- _ENTRIES SHOWN_
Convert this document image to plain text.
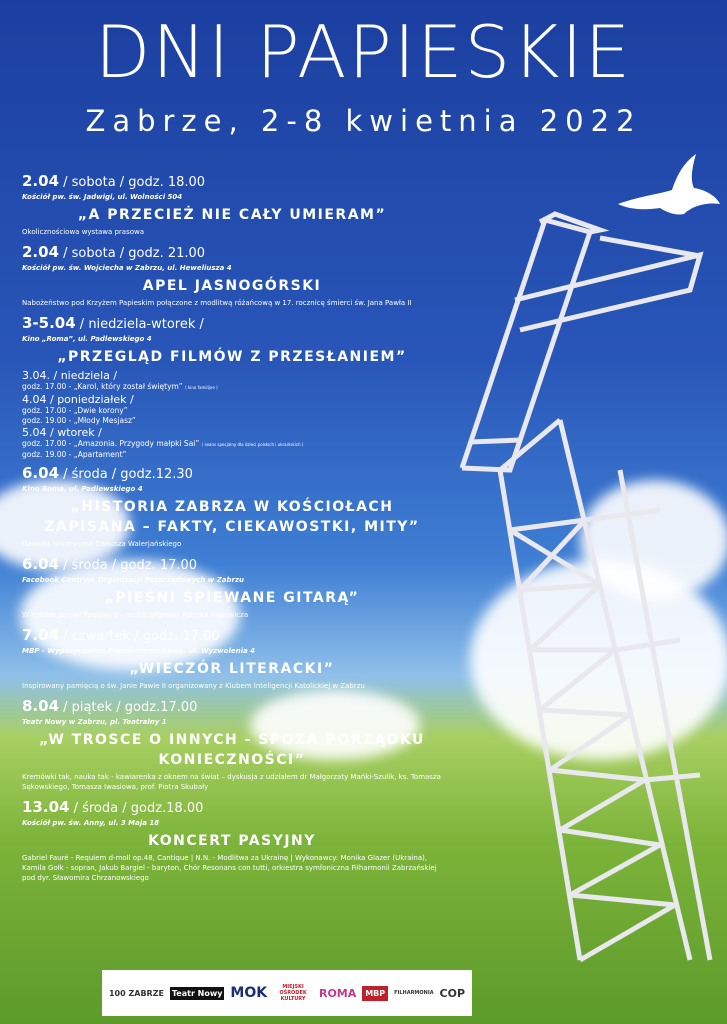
DNI PAPIESKIE
Zabrze, 2-8 kwietnia 2022
2.04 / sobota / godz. 18.00
Kościół pw. św. Jadwigi, ul. Wolności 504
„A PRZECIEŻ NIE CAŁY UMIERAM”
Okolicznościowa wystawa prasowa
2.04 / sobota / godz. 21.00
Kościół pw. św. Wojciecha w Zabrzu, ul. Heweliusza 4
APEL JASNOGÓRSKI
Nabożeństwo pod Krzyżem Papieskim połączone z modlitwą różańcową w 17. rocznicę śmierci św. Jana Pawła II
3-5.04 / niedziela-wtorek /
Kino „Roma”, ul. Padlewskiego 4
„PRZEGLĄD FILMÓW Z PRZESŁANIEM”
3.04. / niedziela /
godz. 17.00 - „Karol, który został świętym” ( kino familijne )
4.04 / poniedziałek /
godz. 17.00 - „Dwie korony”
godz. 19.00 - „Młody Mesjasz”
5.04 / wtorek /
godz. 17.00 - „Amazonia. Przygody małpki Sai” ( seans specjalny dla dzieci polskich i ukraińskich )
godz. 19.00 - „Apartament”
6.04 / środa / godz.12.30
Kino Roma, ul. Padlewskiego 4
„HISTORIA ZABRZA W KOŚCIOŁACH ZAPISANA – FAKTY, CIEKAWOSTKI, MITY”
Gawęda historyczna Dariusza Walerjańskiego
6.04 / środa / godz. 17.00
Facebook Centrum Organizacji Pozarządowych w Zabrzu
„PIEŚNI ŚPIEWANE GITARĄ”
W hołdzie Janowi Pawłowi II – recital gitarowy Patryka Filipowicza
7.04 / czwartek / godz. 17.00
MBP - Wypożyczalnia Popularnonaukowa, ul. Wyzwolenia 4
„WIECZÓR LITERACKI”
Inspirowany pamięcią o św. Janie Pawle II organizowany z Klubem Inteligencji Katolickiej w Zabrzu
8.04 / piątek / godz.17.00
Teatr Nowy w Zabrzu, pl. Teatralny 1
„W TROSCE O INNYCH - SPOZA PORZĄDKU KONIECZNOŚCI”
Kremówki tak, nauka tak - kawiarenka z oknem na świat – dyskusja z udziałem dr Małgorzaty Mańki-Szulik, ks. Tomasza Sękowskiego, Tomasza Iwasiowa, prof. Piotra Skubały
13.04 / środa / godz.18.00
Kościół pw. św. Anny, ul. 3 Maja 18
KONCERT PASYJNY
Gabriel Fauré - Requiem d-moll op.48, Cantique | N.N. - Modlitwa za Ukrainę | Wykonawcy: Monika Glazer (Ukraina), Kamila Gołk - sopran, Jakub Bargiel - baryton, Chór Resonans con tutti, orkiestra symfoniczna Filharmonii Zabrzańskiej pod dyr. Sławomira Chrzanowskiego
100 ZABRZE Teatr Nowy MOK	MIEJSKI OŚRODEK KULTURY	ROMA	MBP	FILHARMONIA COP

- _TASK PROMPT_
Within the material above, find the lines that contain the word "Kościół"; copy them.

- _WORKED ANSWER_
Kościół pw. św. Jadwigi, ul. Wolności 504
Kościół pw. św. Wojciecha w Zabrzu, ul. Heweliusza 4
Kościół pw. św. Anny, ul. 3 Maja 18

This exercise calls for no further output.